--- begin MATERIAL FOR THIS EXERCISE ---
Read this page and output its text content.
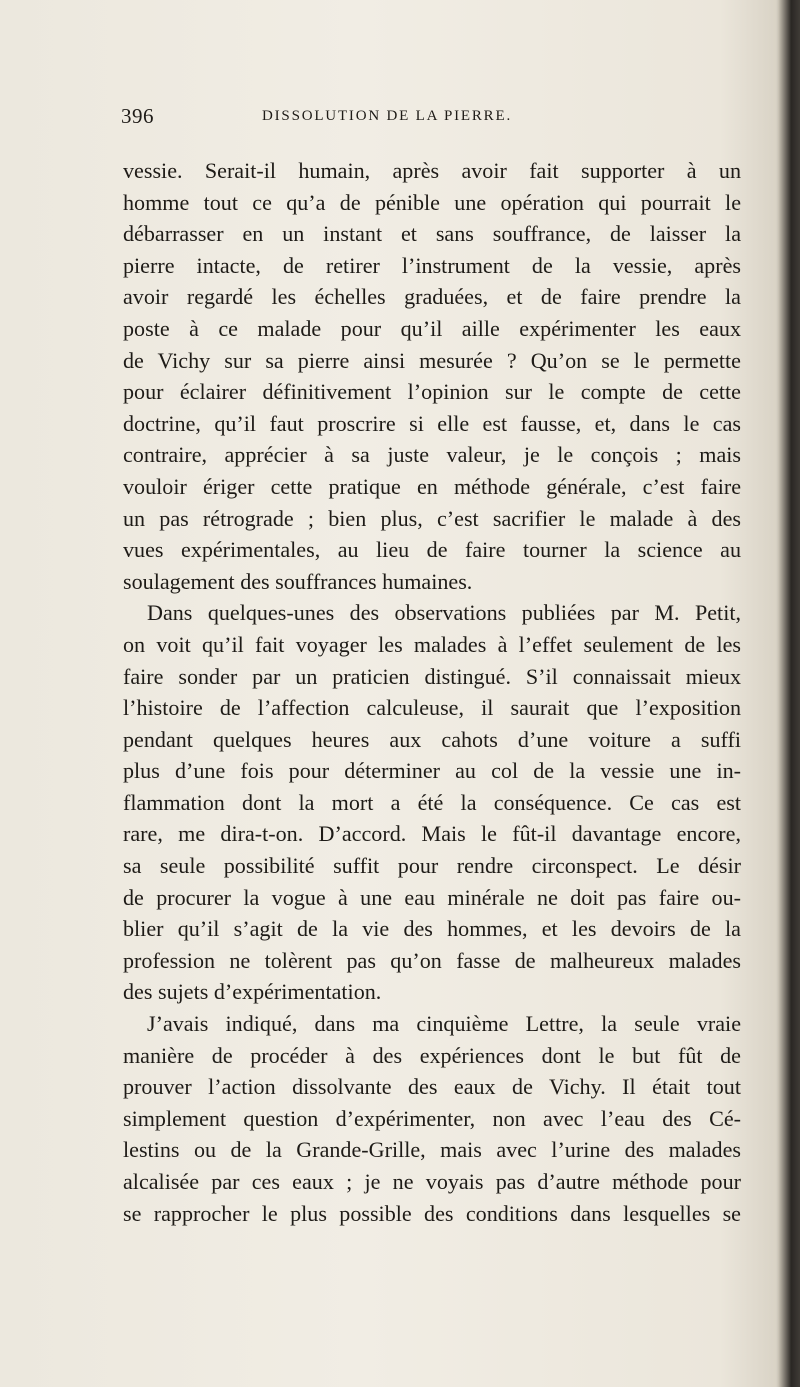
396	DISSOLUTION DE LA PIERRE.
vessie. Serait-il humain, après avoir fait supporter à un
homme tout ce qu’a de pénible une opération qui pourrait le
débarrasser en un instant et sans souffrance, de laisser la
pierre intacte, de retirer l’instrument de la vessie, après
avoir regardé les échelles graduées, et de faire prendre la
poste à ce malade pour qu’il aille expérimenter les eaux
de Vichy sur sa pierre ainsi mesurée ? Qu’on se le permette
pour éclairer définitivement l’opinion sur le compte de cette
doctrine, qu’il faut proscrire si elle est fausse, et, dans le cas
contraire, apprécier à sa juste valeur, je le conçois ; mais
vouloir ériger cette pratique en méthode générale, c’est faire
un pas rétrograde ; bien plus, c’est sacrifier le malade à des
vues expérimentales, au lieu de faire tourner la science au
soulagement des souffrances humaines.
Dans quelques-unes des observations publiées par M. Petit,
on voit qu’il fait voyager les malades à l’effet seulement de les
faire sonder par un praticien distingué. S’il connaissait mieux
l’histoire de l’affection calculeuse, il saurait que l’exposition
pendant quelques heures aux cahots d’une voiture a suffi
plus d’une fois pour déterminer au col de la vessie une in-
flammation dont la mort a été la conséquence. Ce cas est
rare, me dira-t-on. D’accord. Mais le fût-il davantage encore,
sa seule possibilité suffit pour rendre circonspect. Le désir
de procurer la vogue à une eau minérale ne doit pas faire ou-
blier qu’il s’agit de la vie des hommes, et les devoirs de la
profession ne tolèrent pas qu’on fasse de malheureux malades
des sujets d’expérimentation.
J’avais indiqué, dans ma cinquième Lettre, la seule vraie
manière de procéder à des expériences dont le but fût de
prouver l’action dissolvante des eaux de Vichy. Il était tout
simplement question d’expérimenter, non avec l’eau des Cé-
lestins ou de la Grande-Grille, mais avec l’urine des malades
alcalisée par ces eaux ; je ne voyais pas d’autre méthode pour
se rapprocher le plus possible des conditions dans lesquelles se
--- end MATERIAL FOR THIS EXERCISE ---
_EXERCISE AIM:_ Omit the pictures and reproduce the listing exactly.

_RESPONSE TO THIS TASK:_
Read this page and output its text content.
396	DISSOLUTION DE LA PIERRE.
vessie. Serait-il humain, après avoir fait supporter à un
homme tout ce qu’a de pénible une opération qui pourrait le
débarrasser en un instant et sans souffrance, de laisser la
pierre intacte, de retirer l’instrument de la vessie, après
avoir regardé les échelles graduées, et de faire prendre la
poste à ce malade pour qu’il aille expérimenter les eaux
de Vichy sur sa pierre ainsi mesurée ? Qu’on se le permette
pour éclairer définitivement l’opinion sur le compte de cette
doctrine, qu’il faut proscrire si elle est fausse, et, dans le cas
contraire, apprécier à sa juste valeur, je le conçois ; mais
vouloir ériger cette pratique en méthode générale, c’est faire
un pas rétrograde ; bien plus, c’est sacrifier le malade à des
vues expérimentales, au lieu de faire tourner la science au
soulagement des souffrances humaines.
Dans quelques-unes des observations publiées par M. Petit,
on voit qu’il fait voyager les malades à l’effet seulement de les
faire sonder par un praticien distingué. S’il connaissait mieux
l’histoire de l’affection calculeuse, il saurait que l’exposition
pendant quelques heures aux cahots d’une voiture a suffi
plus d’une fois pour déterminer au col de la vessie une in-
flammation dont la mort a été la conséquence. Ce cas est
rare, me dira-t-on. D’accord. Mais le fût-il davantage encore,
sa seule possibilité suffit pour rendre circonspect. Le désir
de procurer la vogue à une eau minérale ne doit pas faire ou-
blier qu’il s’agit de la vie des hommes, et les devoirs de la
profession ne tolèrent pas qu’on fasse de malheureux malades
des sujets d’expérimentation.
J’avais indiqué, dans ma cinquième Lettre, la seule vraie
manière de procéder à des expériences dont le but fût de
prouver l’action dissolvante des eaux de Vichy. Il était tout
simplement question d’expérimenter, non avec l’eau des Cé-
lestins ou de la Grande-Grille, mais avec l’urine des malades
alcalisée par ces eaux ; je ne voyais pas d’autre méthode pour
se rapprocher le plus possible des conditions dans lesquelles se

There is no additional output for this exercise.